## BEGIN Listed records
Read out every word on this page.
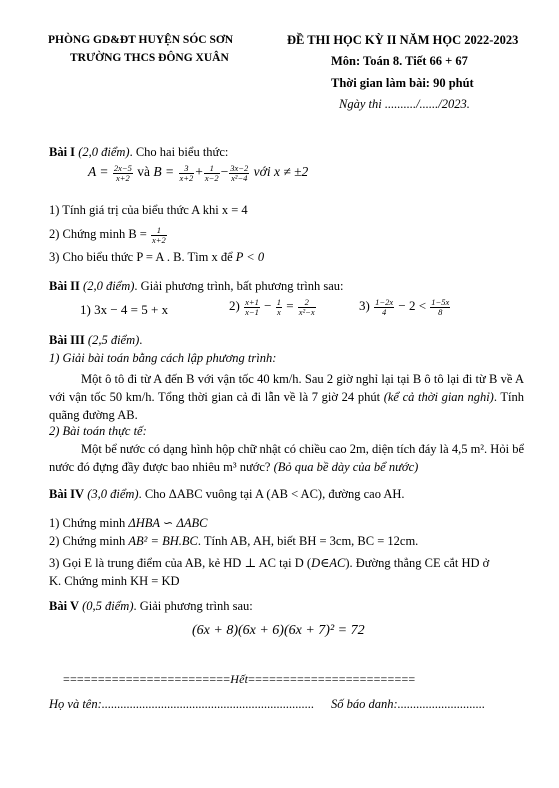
PHÒNG GD&ĐT HUYỆN SÓC SƠN
TRƯỜNG THCS ĐÔNG XUÂN
ĐỀ THI HỌC KỲ II NĂM HỌC 2022-2023
Môn: Toán 8. Tiết 66 + 67
Thời gian làm bài: 90 phút
Ngày thi ........../....../2023.
Bài I (2,0 điểm). Cho hai biểu thức:
$A = \frac{2x-5}{x+2}$ và $B = \frac{3}{x+2} + \frac{1}{x-2} - \frac{3x-2}{\text{x²−4}}$ với x ≠ ±2
1) Tính giá trị của biểu thức A khi x = 4
2) Chứng minh $B = \frac{1}{x+2}$
3) Cho biểu thức P = A . B. Tìm x để P < 0
Bài II (2,0 điểm). Giải phương trình, bất phương trình sau:
1) 3x − 4 = 5 + x	$2) \frac{x+1}{x-1} - \frac{1}{x} = \frac{2}{\text{x²−x}}$	$3) \frac{1-2x}{4} - 2 < \frac{1-5x}{8}$
Bài III (2,5 điểm).
1) Giải bài toán bằng cách lập phương trình:

Một ô tô đi từ A đến B với vận tốc 40 km/h. Sau 2 giờ nghỉ lại tại B ô tô lại đi từ B về A với vận tốc 50 km/h. Tổng thời gian cả đi lẫn về là 7 giờ 24 phút (kể cả thời gian nghỉ). Tính quãng đường AB.

2) Bài toán thực tế:

Một bể nước có dạng hình hộp chữ nhật có chiều cao 2m, diện tích đáy là 4,5 m². Hỏi bể nước đó đựng đầy được bao nhiêu m³ nước? (Bỏ qua bề dày của bể nước)

Bài IV (3,0 điểm). Cho ΔABC vuông tại A (AB < AC), đường cao AH.
1) Chứng minh ΔHBA ∽ ΔABC
2) Chứng minh AB² = BH.BC. Tính AB, AH, biết BH = 3cm, BC = 12cm.
3) Gọi E là trung điểm của AB, kẻ HD ⊥ AC tại D (D∈AC). Đường thẳng CE cắt HD ở
K. Chứng minh KH = KD
Bài V (0,5 điểm). Giải phương trình sau:
(6x + 8)(6x + 6)(6x + 7)² = 72
========================Hết========================
Họ và tên:.................................................................... Số báo danh:............................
## END Listed records
• Directions for this task:
Repeat the listing in full and exactly. Leave any pictures out.

• Reply to the task:
Read out every word on this page.
PHÒNG GD&ĐT HUYỆN SÓC SƠN
TRƯỜNG THCS ĐÔNG XUÂN
ĐỀ THI HỌC KỲ II NĂM HỌC 2022-2023
Môn: Toán 8. Tiết 66 + 67
Thời gian làm bài: 90 phút
Ngày thi ........../....../2023.
Bài I (2,0 điểm). Cho hai biểu thức:
$A = \frac{2x-5}{x+2}$ và $B = \frac{3}{x+2} + \frac{1}{x-2} - \frac{3x-2}{\text{x²−4}}$ với x ≠ ±2
1) Tính giá trị của biểu thức A khi x = 4
2) Chứng minh $B = \frac{1}{x+2}$
3) Cho biểu thức P = A . B. Tìm x để P < 0
Bài II (2,0 điểm). Giải phương trình, bất phương trình sau:
1) 3x − 4 = 5 + x	$2) \frac{x+1}{x-1} - \frac{1}{x} = \frac{2}{\text{x²−x}}$	$3) \frac{1-2x}{4} - 2 < \frac{1-5x}{8}$
Bài III (2,5 điểm).
1) Giải bài toán bằng cách lập phương trình:

Một ô tô đi từ A đến B với vận tốc 40 km/h. Sau 2 giờ nghỉ lại tại B ô tô lại đi từ B về A với vận tốc 50 km/h. Tổng thời gian cả đi lẫn về là 7 giờ 24 phút (kể cả thời gian nghỉ). Tính quãng đường AB.

2) Bài toán thực tế:

Một bể nước có dạng hình hộp chữ nhật có chiều cao 2m, diện tích đáy là 4,5 m². Hỏi bể nước đó đựng đầy được bao nhiêu m³ nước? (Bỏ qua bề dày của bể nước)

Bài IV (3,0 điểm). Cho ΔABC vuông tại A (AB < AC), đường cao AH.
1) Chứng minh ΔHBA ∽ ΔABC
2) Chứng minh AB² = BH.BC. Tính AB, AH, biết BH = 3cm, BC = 12cm.
3) Gọi E là trung điểm của AB, kẻ HD ⊥ AC tại D (D∈AC). Đường thẳng CE cắt HD ở
K. Chứng minh KH = KD
Bài V (0,5 điểm). Giải phương trình sau:
(6x + 8)(6x + 6)(6x + 7)² = 72
========================Hết========================
Họ và tên:.................................................................... Số báo danh:............................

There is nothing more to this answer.